Locate all lines in the data below that hold "JSON" and show them.

Dataset records

-*-*-

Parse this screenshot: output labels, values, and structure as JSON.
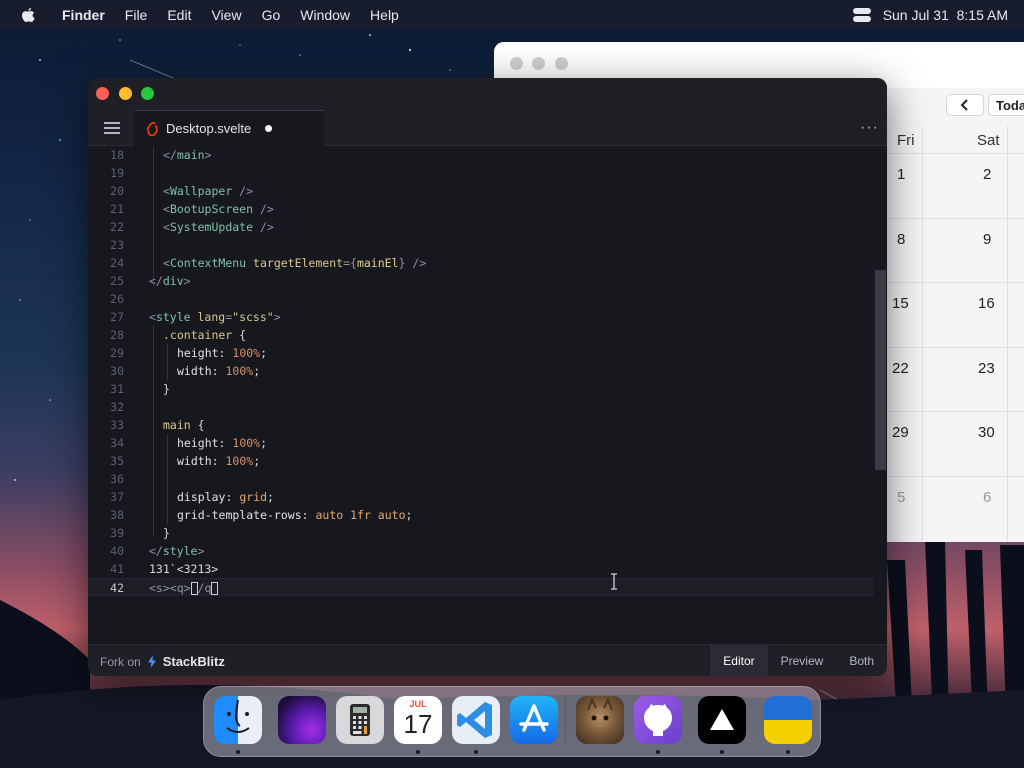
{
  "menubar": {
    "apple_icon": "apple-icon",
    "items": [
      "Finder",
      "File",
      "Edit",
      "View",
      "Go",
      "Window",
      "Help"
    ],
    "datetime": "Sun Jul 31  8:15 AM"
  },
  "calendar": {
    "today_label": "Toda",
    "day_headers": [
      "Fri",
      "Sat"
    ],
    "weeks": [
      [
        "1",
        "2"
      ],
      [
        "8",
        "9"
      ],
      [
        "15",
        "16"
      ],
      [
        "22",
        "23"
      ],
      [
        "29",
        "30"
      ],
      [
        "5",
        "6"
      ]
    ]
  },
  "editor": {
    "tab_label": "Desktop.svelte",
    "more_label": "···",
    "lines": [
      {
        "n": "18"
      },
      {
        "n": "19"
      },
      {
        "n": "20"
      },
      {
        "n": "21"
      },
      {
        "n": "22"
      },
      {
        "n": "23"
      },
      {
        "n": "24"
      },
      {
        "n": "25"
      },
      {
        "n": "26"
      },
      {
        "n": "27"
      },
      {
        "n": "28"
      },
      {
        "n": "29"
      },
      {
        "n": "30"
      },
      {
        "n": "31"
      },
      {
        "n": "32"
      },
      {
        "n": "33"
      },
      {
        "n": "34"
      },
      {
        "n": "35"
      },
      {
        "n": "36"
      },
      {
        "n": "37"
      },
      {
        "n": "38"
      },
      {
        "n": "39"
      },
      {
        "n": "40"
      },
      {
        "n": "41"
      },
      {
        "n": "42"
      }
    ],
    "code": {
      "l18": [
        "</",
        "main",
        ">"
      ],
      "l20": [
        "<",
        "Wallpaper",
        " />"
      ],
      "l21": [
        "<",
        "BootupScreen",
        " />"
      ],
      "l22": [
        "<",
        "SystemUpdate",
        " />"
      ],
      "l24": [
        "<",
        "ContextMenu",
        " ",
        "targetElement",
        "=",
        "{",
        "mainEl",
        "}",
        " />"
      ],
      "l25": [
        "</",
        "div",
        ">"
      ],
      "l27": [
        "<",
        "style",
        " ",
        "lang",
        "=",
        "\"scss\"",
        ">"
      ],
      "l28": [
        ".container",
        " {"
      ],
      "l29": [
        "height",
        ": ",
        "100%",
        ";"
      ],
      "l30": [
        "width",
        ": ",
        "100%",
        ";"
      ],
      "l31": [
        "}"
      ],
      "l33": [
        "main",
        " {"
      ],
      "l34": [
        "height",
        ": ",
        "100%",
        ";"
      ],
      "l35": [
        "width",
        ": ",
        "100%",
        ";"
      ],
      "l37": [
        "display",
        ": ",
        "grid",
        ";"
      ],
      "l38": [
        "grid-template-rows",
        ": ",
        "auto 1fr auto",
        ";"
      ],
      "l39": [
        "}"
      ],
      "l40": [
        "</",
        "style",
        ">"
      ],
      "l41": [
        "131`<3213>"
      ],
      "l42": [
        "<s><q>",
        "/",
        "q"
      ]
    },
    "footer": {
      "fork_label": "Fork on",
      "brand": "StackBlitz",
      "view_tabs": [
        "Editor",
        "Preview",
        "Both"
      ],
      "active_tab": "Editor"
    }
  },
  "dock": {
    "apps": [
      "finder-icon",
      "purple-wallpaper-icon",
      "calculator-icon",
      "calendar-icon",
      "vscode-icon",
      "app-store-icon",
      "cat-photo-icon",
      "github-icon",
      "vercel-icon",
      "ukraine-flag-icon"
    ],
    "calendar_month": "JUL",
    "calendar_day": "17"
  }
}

-*-*-

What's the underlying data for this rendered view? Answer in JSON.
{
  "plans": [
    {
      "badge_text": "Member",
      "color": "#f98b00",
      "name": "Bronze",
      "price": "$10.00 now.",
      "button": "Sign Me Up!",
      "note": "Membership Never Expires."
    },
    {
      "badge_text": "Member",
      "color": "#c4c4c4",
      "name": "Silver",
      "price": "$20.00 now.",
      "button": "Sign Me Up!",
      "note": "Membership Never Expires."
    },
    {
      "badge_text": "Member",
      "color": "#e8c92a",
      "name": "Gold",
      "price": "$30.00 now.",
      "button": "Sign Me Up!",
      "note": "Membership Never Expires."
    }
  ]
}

-*-*-

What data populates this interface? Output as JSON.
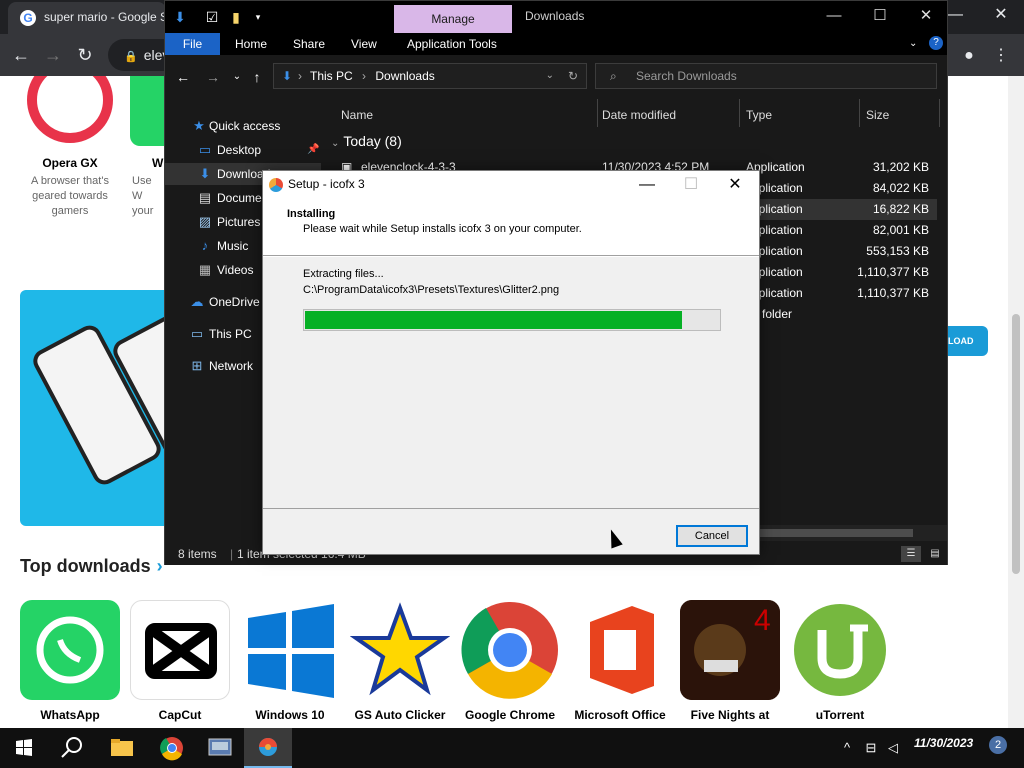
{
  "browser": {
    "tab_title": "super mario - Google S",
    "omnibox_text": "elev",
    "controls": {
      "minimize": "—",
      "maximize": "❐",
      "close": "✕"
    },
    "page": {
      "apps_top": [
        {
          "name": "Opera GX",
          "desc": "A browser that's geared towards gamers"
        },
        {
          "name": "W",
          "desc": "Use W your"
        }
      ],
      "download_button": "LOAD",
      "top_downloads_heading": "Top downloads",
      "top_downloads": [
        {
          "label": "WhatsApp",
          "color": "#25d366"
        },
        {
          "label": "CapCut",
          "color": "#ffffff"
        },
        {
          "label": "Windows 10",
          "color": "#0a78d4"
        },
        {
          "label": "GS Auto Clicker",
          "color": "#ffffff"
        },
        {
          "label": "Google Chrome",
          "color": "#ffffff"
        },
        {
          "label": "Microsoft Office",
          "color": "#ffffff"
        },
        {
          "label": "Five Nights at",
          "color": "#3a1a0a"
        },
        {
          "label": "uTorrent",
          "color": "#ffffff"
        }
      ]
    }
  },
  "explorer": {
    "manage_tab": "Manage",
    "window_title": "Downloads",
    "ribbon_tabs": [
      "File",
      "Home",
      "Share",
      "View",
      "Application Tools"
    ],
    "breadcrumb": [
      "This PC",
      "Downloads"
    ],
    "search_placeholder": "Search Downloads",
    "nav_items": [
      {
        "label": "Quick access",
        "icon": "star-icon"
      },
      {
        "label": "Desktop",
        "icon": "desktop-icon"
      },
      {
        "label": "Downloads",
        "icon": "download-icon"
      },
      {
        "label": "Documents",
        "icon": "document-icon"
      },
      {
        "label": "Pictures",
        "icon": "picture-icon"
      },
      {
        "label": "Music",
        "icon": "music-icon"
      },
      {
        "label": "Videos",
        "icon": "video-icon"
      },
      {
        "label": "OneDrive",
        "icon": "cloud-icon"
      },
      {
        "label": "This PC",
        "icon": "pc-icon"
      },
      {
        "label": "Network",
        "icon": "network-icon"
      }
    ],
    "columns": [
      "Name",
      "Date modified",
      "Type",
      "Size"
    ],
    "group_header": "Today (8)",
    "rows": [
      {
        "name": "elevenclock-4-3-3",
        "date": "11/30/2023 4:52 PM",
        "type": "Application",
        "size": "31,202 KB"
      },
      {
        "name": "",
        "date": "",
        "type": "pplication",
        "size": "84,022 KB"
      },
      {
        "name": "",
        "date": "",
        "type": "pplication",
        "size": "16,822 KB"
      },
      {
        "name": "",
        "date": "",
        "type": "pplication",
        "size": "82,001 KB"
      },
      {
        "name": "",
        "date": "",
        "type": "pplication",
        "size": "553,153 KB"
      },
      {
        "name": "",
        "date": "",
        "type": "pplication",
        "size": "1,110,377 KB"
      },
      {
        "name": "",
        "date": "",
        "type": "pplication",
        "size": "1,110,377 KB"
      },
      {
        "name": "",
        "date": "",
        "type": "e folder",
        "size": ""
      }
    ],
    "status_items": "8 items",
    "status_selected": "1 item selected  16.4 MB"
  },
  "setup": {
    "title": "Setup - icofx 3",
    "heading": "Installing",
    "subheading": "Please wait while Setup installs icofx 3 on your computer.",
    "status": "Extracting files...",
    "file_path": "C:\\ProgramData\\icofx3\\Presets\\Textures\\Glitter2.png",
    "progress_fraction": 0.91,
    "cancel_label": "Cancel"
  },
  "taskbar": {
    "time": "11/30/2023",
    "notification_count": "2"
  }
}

-*-*-

— Expected answer —
Parse this screenshot: output labels, values, and structure as JSON.
What's the underlying data for this rendered view? Answer in JSON.
What data populates this interface? Output as JSON.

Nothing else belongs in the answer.